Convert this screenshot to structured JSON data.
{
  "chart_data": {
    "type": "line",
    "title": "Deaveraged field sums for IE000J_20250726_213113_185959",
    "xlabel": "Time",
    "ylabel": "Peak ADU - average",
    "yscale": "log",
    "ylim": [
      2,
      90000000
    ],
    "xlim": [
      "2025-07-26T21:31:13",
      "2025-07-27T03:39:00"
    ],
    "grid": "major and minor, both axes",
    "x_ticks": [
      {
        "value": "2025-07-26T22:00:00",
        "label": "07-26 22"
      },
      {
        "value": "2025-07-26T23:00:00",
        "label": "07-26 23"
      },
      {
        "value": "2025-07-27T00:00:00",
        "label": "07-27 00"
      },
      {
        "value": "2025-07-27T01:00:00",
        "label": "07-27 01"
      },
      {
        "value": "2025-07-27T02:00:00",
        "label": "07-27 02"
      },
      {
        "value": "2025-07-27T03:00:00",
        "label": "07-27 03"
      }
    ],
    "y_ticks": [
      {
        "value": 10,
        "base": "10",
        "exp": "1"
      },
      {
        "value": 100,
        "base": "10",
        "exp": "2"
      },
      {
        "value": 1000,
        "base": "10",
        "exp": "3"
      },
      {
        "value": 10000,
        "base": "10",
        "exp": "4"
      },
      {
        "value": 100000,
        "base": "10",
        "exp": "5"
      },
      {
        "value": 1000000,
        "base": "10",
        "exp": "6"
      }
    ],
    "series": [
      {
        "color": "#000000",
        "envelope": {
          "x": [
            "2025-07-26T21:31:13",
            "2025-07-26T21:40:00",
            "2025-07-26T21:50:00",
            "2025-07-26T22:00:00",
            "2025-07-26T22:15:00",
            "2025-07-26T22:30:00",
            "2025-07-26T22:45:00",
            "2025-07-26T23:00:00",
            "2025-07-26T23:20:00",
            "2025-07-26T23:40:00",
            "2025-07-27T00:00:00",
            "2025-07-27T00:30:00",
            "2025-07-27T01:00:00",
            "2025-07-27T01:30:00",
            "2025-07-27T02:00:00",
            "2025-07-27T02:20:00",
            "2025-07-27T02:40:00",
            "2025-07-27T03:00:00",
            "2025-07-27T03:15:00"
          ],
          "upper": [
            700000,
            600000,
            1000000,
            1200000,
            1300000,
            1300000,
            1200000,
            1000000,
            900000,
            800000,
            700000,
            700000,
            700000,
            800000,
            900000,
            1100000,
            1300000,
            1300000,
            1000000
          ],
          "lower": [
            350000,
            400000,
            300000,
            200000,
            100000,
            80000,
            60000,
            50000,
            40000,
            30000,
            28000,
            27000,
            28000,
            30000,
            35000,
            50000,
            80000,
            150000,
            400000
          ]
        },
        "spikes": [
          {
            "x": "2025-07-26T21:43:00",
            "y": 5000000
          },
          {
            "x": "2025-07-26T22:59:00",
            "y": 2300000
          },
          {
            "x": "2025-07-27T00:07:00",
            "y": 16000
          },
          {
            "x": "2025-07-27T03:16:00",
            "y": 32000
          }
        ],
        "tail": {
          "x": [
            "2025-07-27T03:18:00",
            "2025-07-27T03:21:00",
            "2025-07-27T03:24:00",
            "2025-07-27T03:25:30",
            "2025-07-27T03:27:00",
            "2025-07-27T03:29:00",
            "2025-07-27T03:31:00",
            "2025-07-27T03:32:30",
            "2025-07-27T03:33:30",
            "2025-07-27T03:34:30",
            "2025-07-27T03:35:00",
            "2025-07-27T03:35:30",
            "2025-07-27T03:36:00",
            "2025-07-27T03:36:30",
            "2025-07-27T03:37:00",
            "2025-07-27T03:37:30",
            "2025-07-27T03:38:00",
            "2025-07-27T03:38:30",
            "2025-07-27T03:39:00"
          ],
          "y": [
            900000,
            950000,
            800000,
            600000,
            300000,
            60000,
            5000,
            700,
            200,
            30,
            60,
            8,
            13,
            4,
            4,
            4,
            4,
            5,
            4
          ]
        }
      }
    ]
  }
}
++++
**Your instructions**
Only lines that contain the word "value" are wanted; copy each of them.

**Written answer**
        "value": "2025-07-26T22:00:00",
        "value": "2025-07-26T23:00:00",
        "value": "2025-07-27T00:00:00",
        "value": "2025-07-27T01:00:00",
        "value": "2025-07-27T02:00:00",
        "value": "2025-07-27T03:00:00",
        "value": 10,
        "value": 100,
        "value": 1000,
        "value": 10000,
        "value": 100000,
        "value": 1000000,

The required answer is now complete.